Collected data entries

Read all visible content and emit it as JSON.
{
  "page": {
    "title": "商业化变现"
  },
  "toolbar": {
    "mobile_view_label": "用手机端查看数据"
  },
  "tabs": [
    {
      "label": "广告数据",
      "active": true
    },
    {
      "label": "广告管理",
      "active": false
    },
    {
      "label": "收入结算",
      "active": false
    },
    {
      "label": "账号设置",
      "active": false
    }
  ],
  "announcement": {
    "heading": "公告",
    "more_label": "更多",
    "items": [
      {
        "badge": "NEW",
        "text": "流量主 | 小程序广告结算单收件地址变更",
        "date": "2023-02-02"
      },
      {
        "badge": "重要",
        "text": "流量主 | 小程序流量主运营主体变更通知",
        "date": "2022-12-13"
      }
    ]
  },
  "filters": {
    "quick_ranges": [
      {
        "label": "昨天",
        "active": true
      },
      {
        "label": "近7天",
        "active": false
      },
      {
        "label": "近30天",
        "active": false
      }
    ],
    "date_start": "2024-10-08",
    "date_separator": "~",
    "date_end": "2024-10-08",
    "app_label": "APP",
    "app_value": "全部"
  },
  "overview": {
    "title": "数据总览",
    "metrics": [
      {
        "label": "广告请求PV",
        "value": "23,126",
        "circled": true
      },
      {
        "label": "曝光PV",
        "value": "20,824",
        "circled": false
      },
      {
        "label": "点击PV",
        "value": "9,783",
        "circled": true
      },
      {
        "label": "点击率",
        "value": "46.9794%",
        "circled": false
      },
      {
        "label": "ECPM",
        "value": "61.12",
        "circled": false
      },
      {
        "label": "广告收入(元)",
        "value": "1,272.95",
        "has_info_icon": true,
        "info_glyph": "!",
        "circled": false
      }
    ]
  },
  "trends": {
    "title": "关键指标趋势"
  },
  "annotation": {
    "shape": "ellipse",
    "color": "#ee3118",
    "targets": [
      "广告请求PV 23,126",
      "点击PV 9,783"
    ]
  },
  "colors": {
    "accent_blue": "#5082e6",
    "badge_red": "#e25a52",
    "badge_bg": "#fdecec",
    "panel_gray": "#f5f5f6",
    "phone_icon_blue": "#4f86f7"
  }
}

(What is required) All of the entries must be quoted exactly; please include each one.

(Exercise response)
Read all visible content and emit it as JSON.
{
  "page": {
    "title": "商业化变现"
  },
  "toolbar": {
    "mobile_view_label": "用手机端查看数据"
  },
  "tabs": [
    {
      "label": "广告数据",
      "active": true
    },
    {
      "label": "广告管理",
      "active": false
    },
    {
      "label": "收入结算",
      "active": false
    },
    {
      "label": "账号设置",
      "active": false
    }
  ],
  "announcement": {
    "heading": "公告",
    "more_label": "更多",
    "items": [
      {
        "badge": "NEW",
        "text": "流量主 | 小程序广告结算单收件地址变更",
        "date": "2023-02-02"
      },
      {
        "badge": "重要",
        "text": "流量主 | 小程序流量主运营主体变更通知",
        "date": "2022-12-13"
      }
    ]
  },
  "filters": {
    "quick_ranges": [
      {
        "label": "昨天",
        "active": true
      },
      {
        "label": "近7天",
        "active": false
      },
      {
        "label": "近30天",
        "active": false
      }
    ],
    "date_start": "2024-10-08",
    "date_separator": "~",
    "date_end": "2024-10-08",
    "app_label": "APP",
    "app_value": "全部"
  },
  "overview": {
    "title": "数据总览",
    "metrics": [
      {
        "label": "广告请求PV",
        "value": "23,126",
        "circled": true
      },
      {
        "label": "曝光PV",
        "value": "20,824",
        "circled": false
      },
      {
        "label": "点击PV",
        "value": "9,783",
        "circled": true
      },
      {
        "label": "点击率",
        "value": "46.9794%",
        "circled": false
      },
      {
        "label": "ECPM",
        "value": "61.12",
        "circled": false
      },
      {
        "label": "广告收入(元)",
        "value": "1,272.95",
        "has_info_icon": true,
        "info_glyph": "!",
        "circled": false
      }
    ]
  },
  "trends": {
    "title": "关键指标趋势"
  },
  "annotation": {
    "shape": "ellipse",
    "color": "#ee3118",
    "targets": [
      "广告请求PV 23,126",
      "点击PV 9,783"
    ]
  },
  "colors": {
    "accent_blue": "#5082e6",
    "badge_red": "#e25a52",
    "badge_bg": "#fdecec",
    "panel_gray": "#f5f5f6",
    "phone_icon_blue": "#4f86f7"
  }
}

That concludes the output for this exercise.